_What you need to do_
Take the entries that follow and return only the lines from the one with "Extract the structured" through the final line, leaving every picture behind.

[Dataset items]
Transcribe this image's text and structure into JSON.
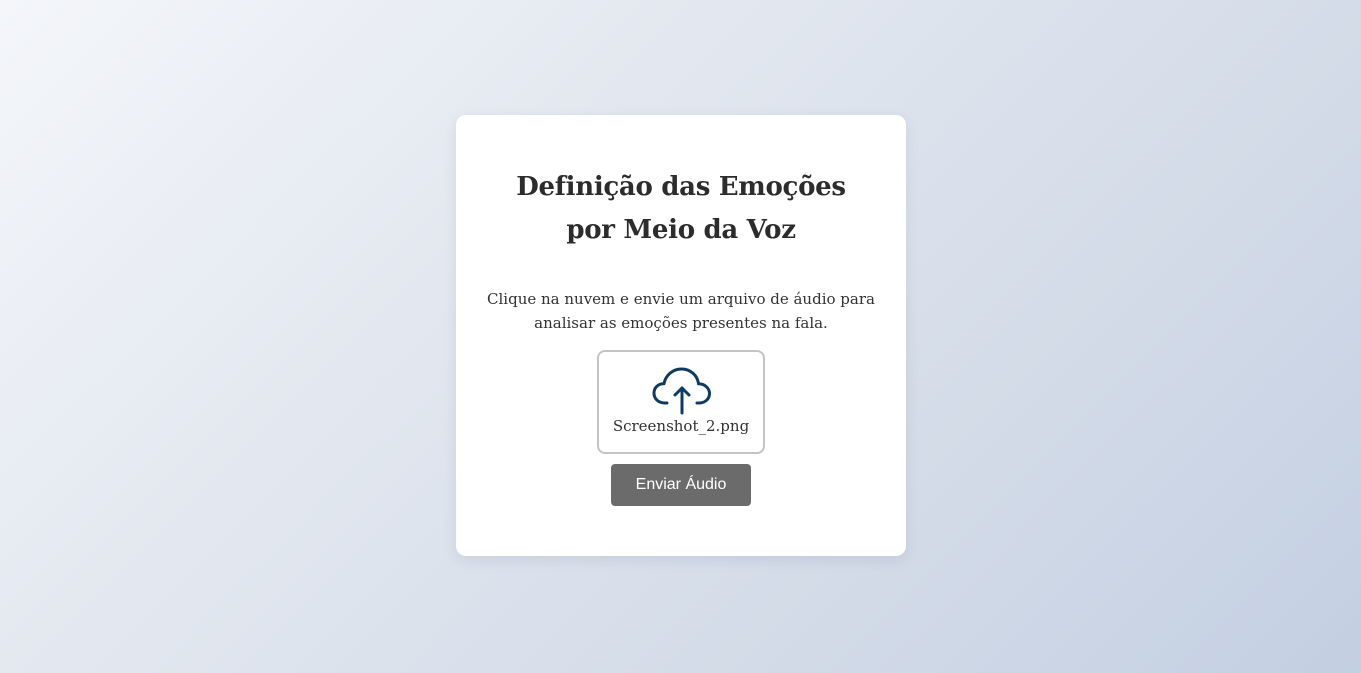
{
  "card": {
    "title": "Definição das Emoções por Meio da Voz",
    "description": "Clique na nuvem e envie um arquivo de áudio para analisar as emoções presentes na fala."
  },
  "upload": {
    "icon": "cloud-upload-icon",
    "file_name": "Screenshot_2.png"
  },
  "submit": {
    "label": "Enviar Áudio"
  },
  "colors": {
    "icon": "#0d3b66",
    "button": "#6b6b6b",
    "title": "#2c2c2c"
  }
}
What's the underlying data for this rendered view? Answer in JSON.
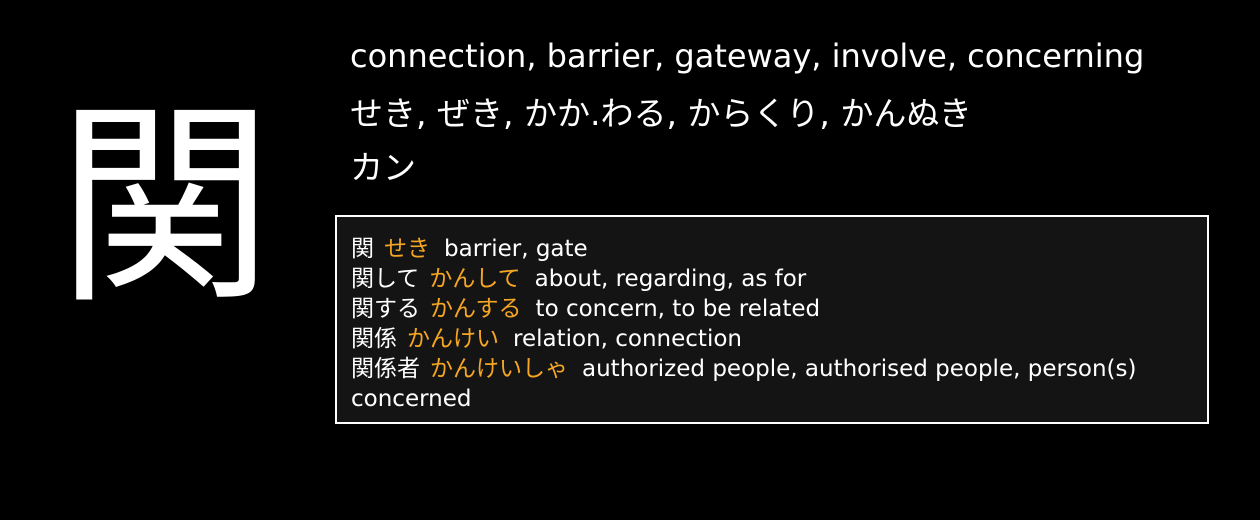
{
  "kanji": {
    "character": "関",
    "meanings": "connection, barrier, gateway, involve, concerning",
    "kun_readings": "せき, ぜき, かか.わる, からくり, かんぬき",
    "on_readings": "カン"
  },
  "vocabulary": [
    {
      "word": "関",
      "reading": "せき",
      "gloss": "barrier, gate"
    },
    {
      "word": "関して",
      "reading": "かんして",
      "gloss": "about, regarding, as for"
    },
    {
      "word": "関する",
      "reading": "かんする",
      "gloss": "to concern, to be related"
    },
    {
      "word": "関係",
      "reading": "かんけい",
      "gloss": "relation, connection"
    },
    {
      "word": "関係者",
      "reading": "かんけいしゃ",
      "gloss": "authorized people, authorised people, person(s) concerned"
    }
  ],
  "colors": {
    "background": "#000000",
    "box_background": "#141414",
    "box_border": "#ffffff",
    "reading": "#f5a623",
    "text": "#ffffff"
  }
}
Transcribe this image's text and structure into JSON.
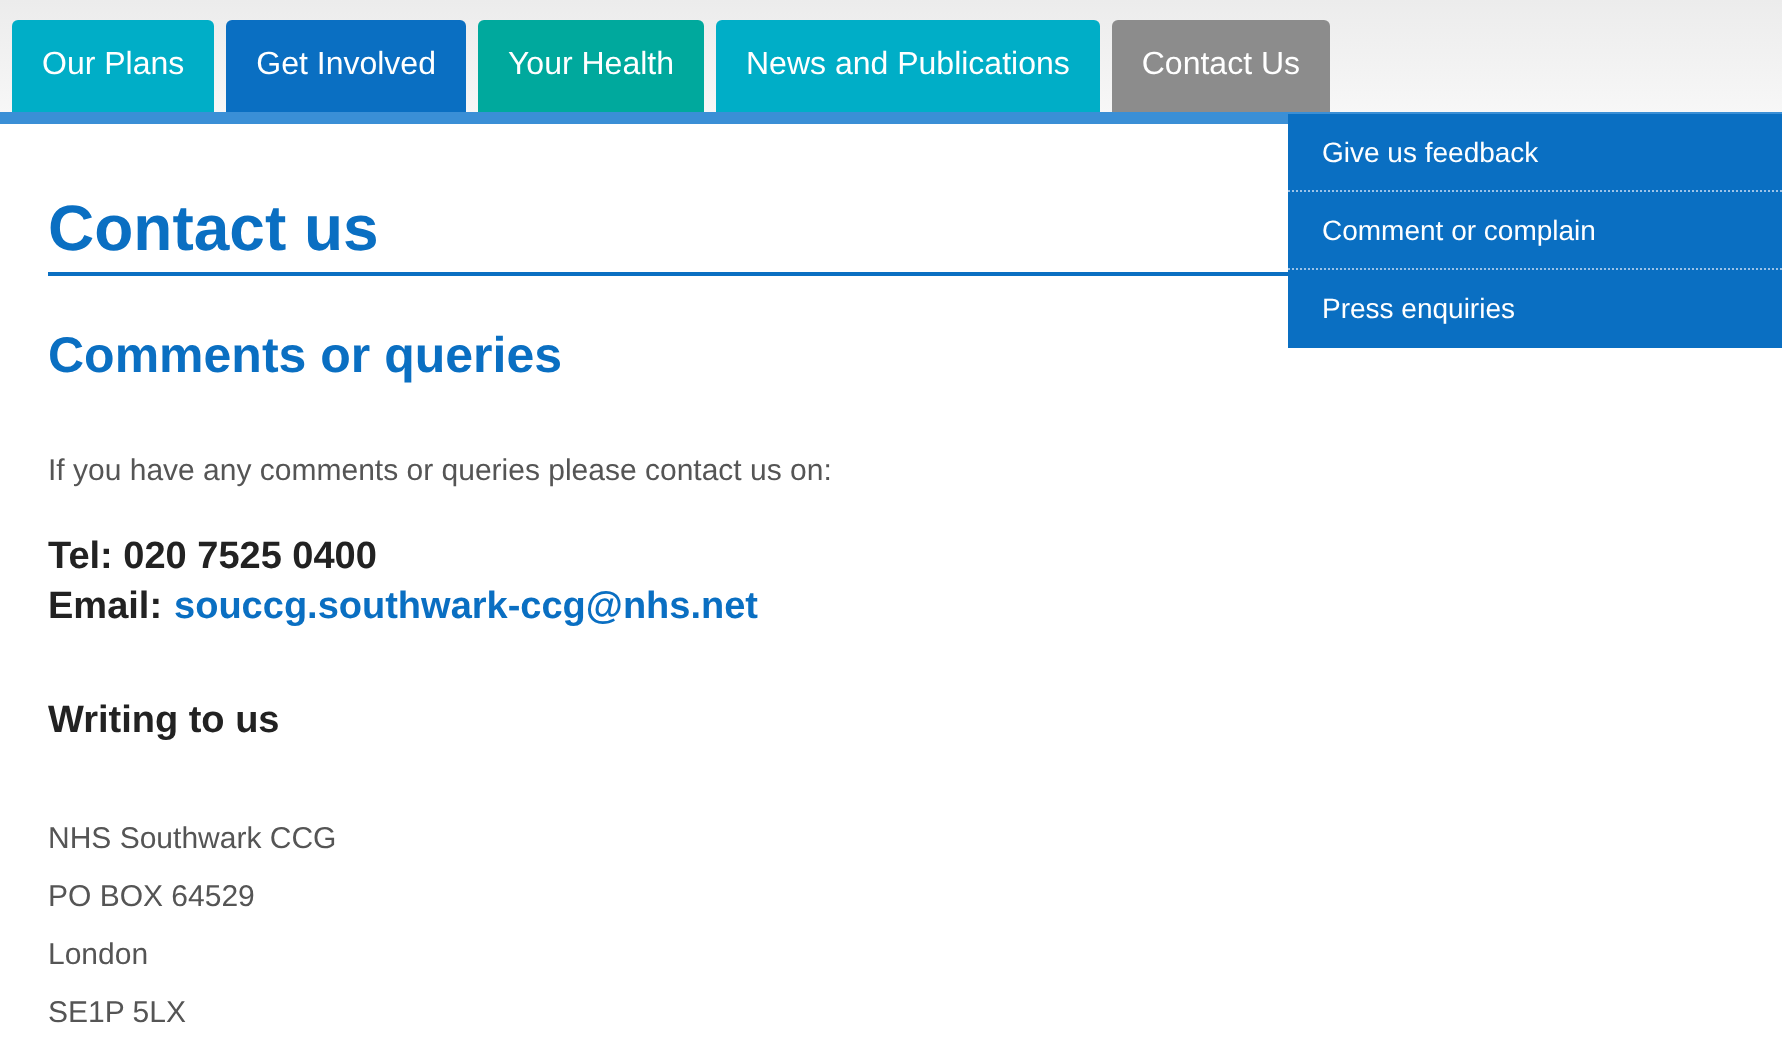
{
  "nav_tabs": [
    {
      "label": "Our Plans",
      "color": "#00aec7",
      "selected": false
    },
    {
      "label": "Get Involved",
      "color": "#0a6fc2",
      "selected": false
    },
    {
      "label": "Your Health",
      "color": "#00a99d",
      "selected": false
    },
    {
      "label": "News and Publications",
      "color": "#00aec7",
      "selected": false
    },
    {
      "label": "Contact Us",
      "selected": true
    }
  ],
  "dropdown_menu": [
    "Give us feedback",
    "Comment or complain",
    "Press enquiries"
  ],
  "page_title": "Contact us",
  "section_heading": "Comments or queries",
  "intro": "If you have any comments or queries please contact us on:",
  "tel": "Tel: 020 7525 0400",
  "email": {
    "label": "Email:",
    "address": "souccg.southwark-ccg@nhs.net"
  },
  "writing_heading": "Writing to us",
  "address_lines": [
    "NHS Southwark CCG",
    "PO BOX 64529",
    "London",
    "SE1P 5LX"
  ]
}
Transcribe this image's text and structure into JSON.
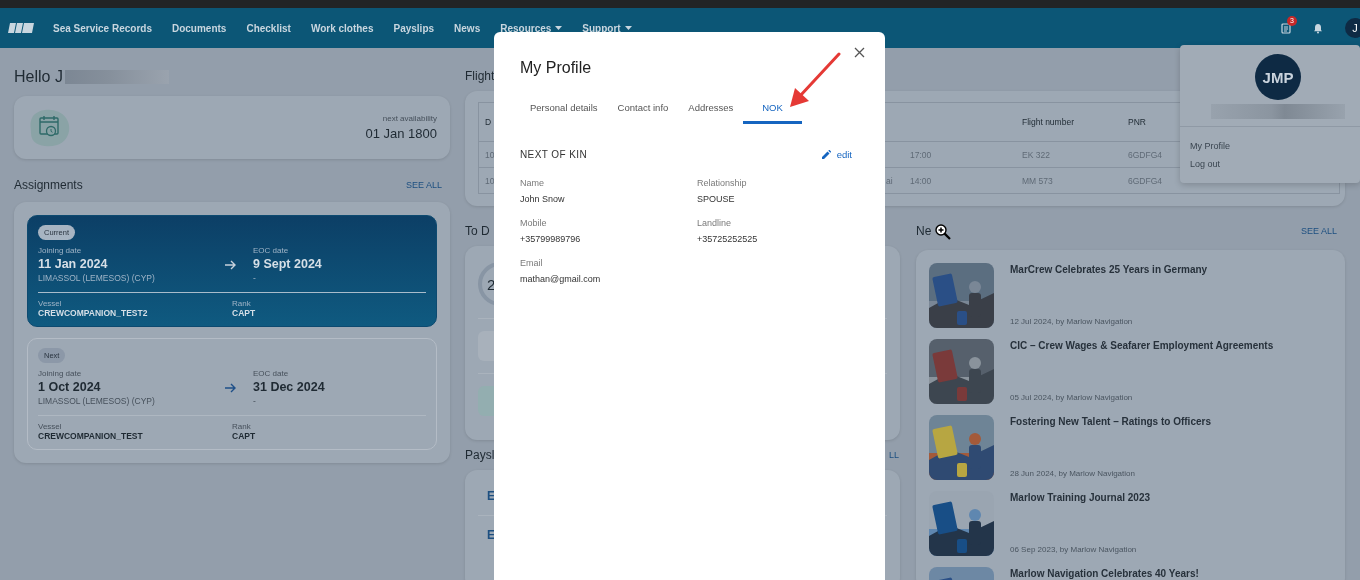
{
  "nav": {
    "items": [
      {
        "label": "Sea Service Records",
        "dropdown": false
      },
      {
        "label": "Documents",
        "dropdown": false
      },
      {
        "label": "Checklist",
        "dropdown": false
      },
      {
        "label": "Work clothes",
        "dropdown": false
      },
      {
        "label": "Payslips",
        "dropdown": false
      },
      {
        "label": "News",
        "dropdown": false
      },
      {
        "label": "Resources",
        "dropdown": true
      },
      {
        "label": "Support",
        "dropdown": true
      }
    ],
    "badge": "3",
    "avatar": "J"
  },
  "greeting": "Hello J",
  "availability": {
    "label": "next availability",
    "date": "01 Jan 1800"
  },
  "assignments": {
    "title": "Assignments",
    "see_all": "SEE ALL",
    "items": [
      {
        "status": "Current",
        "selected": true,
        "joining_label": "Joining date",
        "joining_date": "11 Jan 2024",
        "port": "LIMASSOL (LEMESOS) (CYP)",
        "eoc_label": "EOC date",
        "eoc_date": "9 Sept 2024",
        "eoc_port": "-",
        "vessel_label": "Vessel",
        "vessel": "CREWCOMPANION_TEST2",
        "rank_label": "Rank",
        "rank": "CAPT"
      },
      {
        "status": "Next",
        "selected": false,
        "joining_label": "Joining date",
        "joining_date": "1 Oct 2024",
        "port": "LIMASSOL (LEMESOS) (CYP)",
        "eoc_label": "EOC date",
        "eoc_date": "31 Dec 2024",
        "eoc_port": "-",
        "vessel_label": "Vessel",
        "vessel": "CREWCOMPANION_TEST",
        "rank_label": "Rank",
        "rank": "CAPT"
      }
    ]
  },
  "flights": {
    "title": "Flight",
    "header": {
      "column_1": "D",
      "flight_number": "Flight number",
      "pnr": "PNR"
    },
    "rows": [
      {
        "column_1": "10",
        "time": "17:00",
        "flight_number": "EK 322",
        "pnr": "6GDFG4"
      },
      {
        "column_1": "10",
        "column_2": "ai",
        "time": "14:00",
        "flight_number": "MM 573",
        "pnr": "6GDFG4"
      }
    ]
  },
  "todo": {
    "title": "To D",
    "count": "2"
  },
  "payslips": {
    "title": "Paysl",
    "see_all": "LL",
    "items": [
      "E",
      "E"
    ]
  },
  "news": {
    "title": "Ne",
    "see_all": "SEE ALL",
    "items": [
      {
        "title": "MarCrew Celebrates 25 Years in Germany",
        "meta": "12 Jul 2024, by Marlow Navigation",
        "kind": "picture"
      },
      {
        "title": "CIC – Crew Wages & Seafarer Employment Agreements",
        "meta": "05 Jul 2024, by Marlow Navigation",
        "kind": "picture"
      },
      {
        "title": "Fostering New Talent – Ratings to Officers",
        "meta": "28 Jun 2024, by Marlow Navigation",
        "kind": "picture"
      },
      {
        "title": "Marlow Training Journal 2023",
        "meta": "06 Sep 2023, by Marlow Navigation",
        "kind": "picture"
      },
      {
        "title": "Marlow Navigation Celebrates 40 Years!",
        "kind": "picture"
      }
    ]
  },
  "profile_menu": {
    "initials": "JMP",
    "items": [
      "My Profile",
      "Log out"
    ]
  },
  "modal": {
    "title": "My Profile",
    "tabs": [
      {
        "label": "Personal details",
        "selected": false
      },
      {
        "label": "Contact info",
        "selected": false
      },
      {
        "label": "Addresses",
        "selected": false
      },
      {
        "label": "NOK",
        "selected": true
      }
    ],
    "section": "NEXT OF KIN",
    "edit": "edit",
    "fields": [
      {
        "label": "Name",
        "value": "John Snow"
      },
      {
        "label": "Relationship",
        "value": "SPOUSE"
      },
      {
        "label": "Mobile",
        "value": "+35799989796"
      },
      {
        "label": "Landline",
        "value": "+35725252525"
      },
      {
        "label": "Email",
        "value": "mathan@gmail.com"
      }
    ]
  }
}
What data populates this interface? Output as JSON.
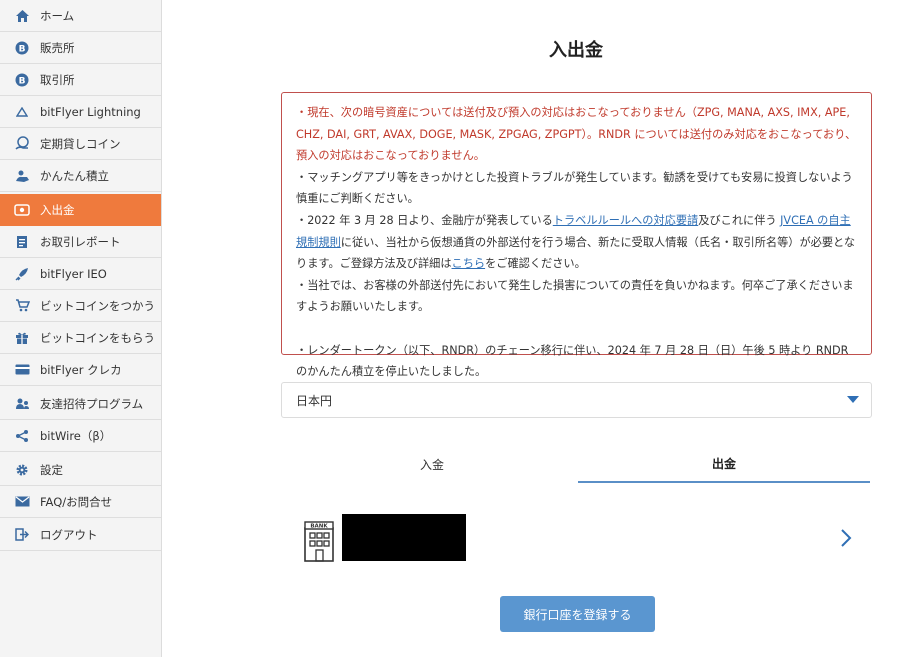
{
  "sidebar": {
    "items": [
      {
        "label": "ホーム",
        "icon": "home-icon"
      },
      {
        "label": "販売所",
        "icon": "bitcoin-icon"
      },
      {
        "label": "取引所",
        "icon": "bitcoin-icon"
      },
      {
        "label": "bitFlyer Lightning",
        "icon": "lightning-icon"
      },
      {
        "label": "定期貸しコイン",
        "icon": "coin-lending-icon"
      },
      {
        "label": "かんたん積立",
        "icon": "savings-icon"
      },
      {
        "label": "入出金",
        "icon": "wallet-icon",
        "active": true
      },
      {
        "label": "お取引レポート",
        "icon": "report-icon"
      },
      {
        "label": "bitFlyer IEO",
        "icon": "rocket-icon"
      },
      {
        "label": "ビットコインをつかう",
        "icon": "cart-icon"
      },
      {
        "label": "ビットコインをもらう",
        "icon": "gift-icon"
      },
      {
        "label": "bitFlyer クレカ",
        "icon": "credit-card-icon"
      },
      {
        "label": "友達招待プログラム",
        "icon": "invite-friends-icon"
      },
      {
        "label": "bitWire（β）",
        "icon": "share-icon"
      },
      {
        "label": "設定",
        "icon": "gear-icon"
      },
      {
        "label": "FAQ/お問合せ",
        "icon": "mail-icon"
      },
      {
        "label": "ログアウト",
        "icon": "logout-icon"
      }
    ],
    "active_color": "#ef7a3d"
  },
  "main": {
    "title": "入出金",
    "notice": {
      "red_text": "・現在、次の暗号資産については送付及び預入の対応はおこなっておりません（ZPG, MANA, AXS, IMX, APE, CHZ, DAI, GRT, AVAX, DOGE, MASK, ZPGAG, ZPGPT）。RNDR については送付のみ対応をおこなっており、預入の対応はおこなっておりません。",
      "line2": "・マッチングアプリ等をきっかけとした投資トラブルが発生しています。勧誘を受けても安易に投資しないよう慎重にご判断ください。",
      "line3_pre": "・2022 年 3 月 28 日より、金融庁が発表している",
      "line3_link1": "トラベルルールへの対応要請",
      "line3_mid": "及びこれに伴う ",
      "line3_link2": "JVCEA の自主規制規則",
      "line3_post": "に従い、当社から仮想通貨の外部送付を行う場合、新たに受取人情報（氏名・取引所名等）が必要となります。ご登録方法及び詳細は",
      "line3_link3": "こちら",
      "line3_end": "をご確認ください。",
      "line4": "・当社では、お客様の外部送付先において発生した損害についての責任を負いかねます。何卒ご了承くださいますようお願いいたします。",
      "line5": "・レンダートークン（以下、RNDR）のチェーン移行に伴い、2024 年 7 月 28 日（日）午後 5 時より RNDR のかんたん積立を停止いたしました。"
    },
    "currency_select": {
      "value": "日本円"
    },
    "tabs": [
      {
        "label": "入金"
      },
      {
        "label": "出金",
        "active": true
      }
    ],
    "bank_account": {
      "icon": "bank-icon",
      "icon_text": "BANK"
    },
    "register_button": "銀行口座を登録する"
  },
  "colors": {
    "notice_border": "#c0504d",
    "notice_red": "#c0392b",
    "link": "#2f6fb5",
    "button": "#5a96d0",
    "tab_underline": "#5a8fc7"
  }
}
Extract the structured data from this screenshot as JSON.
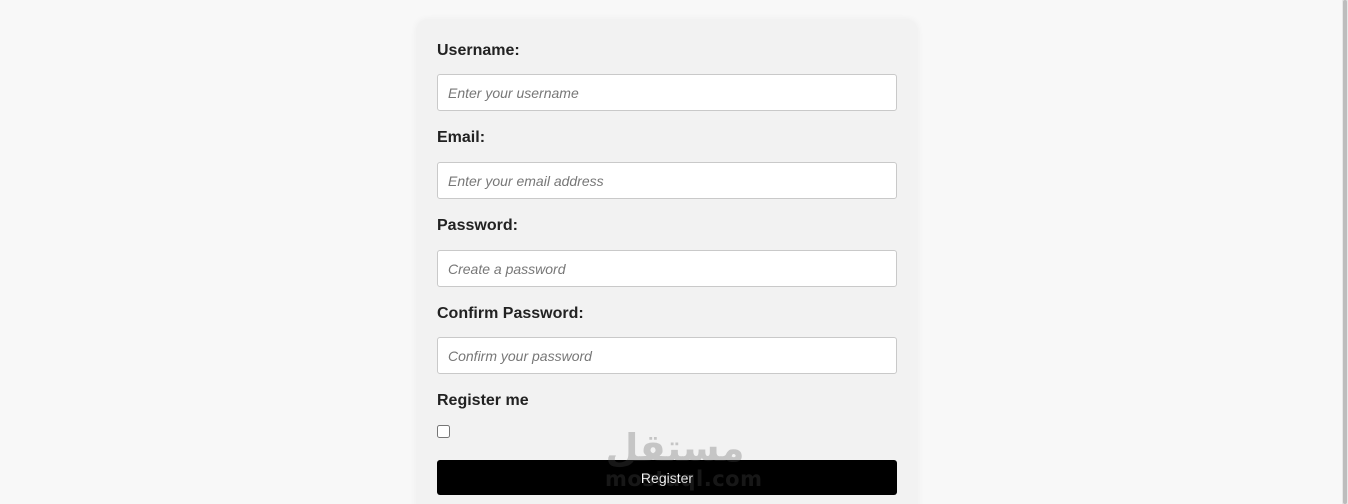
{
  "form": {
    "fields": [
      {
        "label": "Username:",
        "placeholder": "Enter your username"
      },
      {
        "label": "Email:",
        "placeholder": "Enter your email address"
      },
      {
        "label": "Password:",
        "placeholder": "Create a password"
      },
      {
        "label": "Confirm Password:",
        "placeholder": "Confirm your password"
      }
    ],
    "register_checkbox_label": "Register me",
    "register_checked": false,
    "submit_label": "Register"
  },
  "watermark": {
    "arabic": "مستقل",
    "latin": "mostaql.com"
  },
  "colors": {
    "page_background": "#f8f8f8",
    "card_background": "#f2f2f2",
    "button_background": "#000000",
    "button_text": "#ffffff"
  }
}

_In response_
Extract the structured data from this screenshot as JSON.
{
  "form": {
    "fields": [
      {
        "label": "Username:",
        "placeholder": "Enter your username"
      },
      {
        "label": "Email:",
        "placeholder": "Enter your email address"
      },
      {
        "label": "Password:",
        "placeholder": "Create a password"
      },
      {
        "label": "Confirm Password:",
        "placeholder": "Confirm your password"
      }
    ],
    "register_checkbox_label": "Register me",
    "register_checked": false,
    "submit_label": "Register"
  },
  "watermark": {
    "arabic": "مستقل",
    "latin": "mostaql.com"
  },
  "colors": {
    "page_background": "#f8f8f8",
    "card_background": "#f2f2f2",
    "button_background": "#000000",
    "button_text": "#ffffff"
  }
}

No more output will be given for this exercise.